■ **GOAL OF THE EXERCISE**
Search the material for the word "added" and copy each line that holds it.
──────── STORED ROWS ────────
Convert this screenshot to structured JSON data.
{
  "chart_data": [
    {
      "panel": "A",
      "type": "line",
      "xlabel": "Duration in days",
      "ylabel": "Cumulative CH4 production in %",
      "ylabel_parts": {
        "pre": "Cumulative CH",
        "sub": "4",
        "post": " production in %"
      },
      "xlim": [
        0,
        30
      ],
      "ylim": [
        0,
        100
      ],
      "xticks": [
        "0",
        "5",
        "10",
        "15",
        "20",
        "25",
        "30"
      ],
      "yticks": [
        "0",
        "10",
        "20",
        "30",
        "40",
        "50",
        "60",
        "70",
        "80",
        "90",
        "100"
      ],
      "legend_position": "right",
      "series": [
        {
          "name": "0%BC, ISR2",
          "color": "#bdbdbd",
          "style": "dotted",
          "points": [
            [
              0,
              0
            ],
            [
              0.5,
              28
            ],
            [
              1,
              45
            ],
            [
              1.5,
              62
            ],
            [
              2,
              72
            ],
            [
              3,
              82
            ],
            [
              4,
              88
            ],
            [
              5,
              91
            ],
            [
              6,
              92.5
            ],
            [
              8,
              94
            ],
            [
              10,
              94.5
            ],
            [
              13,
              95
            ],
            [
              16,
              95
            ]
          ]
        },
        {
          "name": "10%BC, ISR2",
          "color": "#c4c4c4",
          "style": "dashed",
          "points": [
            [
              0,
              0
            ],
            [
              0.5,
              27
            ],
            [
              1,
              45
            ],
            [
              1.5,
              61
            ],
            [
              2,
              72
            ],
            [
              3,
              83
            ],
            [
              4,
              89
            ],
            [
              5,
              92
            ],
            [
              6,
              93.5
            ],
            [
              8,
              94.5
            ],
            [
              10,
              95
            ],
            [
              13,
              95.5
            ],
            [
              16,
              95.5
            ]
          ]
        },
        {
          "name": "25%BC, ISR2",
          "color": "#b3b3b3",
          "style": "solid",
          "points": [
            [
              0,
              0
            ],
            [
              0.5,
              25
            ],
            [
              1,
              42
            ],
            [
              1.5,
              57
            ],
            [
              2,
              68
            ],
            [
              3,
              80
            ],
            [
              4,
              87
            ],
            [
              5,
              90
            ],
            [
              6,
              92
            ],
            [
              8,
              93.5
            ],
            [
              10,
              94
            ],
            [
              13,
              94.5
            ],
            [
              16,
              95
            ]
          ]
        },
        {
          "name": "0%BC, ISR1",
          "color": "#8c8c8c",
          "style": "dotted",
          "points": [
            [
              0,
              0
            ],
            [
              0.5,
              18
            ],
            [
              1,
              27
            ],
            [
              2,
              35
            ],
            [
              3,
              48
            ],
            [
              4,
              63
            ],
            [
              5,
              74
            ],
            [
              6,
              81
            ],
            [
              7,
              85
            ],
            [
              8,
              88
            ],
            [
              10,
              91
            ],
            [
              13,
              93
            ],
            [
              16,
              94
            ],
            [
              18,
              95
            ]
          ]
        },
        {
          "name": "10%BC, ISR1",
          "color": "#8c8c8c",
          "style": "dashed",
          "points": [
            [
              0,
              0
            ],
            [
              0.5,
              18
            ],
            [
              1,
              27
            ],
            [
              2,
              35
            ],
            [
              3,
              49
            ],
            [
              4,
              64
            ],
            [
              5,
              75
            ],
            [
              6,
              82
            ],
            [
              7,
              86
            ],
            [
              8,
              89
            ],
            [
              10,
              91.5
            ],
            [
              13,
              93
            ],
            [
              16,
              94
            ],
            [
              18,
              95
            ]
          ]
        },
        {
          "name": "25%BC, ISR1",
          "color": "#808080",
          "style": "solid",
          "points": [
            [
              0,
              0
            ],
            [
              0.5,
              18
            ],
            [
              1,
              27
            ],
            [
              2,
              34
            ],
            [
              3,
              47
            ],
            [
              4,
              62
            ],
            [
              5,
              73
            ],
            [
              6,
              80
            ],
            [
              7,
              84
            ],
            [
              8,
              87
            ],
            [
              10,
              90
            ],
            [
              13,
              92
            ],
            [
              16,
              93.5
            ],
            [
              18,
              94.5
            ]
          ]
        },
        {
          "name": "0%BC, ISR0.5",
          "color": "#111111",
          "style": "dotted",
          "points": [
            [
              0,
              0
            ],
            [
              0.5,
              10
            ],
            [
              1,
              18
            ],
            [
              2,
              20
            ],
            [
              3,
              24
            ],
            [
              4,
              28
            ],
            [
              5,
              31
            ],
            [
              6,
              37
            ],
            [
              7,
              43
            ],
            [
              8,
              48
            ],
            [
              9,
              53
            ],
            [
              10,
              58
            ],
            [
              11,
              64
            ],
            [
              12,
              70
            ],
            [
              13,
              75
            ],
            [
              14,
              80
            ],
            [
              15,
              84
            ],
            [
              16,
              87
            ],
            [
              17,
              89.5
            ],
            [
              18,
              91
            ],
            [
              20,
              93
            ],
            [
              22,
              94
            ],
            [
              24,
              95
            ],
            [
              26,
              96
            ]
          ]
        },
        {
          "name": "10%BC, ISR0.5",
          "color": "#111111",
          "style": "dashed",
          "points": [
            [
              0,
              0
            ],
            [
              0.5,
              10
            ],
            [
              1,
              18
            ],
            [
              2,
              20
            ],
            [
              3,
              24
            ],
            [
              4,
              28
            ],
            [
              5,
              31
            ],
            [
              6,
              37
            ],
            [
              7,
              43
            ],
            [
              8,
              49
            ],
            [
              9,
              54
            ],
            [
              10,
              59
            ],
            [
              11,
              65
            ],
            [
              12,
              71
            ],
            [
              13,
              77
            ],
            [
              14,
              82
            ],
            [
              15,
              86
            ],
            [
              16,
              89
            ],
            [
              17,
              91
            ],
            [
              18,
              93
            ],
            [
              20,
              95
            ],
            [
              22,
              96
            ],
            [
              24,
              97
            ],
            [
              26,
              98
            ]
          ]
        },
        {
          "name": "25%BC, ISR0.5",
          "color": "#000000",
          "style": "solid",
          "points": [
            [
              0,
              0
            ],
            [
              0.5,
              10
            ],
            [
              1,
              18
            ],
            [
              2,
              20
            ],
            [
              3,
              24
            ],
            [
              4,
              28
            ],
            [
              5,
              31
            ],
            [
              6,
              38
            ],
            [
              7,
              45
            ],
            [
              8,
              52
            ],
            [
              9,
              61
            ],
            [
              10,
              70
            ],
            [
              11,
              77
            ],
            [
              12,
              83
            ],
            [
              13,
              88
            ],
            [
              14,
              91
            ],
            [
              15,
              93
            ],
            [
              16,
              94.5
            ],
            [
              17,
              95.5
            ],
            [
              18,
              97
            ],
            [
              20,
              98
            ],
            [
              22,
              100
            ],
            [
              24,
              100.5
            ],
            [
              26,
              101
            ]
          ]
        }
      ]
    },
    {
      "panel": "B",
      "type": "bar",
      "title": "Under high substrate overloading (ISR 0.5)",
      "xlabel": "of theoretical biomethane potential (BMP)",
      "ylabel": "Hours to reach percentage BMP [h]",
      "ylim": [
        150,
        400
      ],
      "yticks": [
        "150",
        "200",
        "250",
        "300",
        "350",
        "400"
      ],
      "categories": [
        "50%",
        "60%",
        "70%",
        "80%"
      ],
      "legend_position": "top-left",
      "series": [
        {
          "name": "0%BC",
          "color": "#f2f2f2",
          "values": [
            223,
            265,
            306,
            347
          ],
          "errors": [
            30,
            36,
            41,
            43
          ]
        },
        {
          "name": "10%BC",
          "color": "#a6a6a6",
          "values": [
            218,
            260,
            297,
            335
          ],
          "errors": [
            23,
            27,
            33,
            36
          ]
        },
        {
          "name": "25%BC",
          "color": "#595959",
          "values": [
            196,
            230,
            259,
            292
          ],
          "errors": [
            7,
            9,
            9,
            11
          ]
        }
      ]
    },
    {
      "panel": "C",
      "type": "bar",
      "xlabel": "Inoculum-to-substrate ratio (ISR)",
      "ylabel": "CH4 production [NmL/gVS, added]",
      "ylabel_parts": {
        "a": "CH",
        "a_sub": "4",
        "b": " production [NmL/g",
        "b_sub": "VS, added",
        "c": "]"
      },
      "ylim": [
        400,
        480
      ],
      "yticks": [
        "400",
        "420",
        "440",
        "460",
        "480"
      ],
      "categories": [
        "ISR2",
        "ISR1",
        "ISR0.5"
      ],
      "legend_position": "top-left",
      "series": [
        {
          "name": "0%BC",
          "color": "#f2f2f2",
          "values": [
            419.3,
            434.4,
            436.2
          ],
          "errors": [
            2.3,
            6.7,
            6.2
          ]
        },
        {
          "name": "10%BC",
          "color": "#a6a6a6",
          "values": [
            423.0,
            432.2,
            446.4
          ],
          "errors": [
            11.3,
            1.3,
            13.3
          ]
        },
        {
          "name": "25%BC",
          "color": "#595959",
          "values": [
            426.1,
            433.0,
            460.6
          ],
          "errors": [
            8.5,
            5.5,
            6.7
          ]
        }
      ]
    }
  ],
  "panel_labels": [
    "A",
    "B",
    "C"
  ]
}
────────
■ **OUTPUT OF THE TASK**
      "ylabel": "CH4 production [NmL/gVS, added]",
        "b_sub": "VS, added",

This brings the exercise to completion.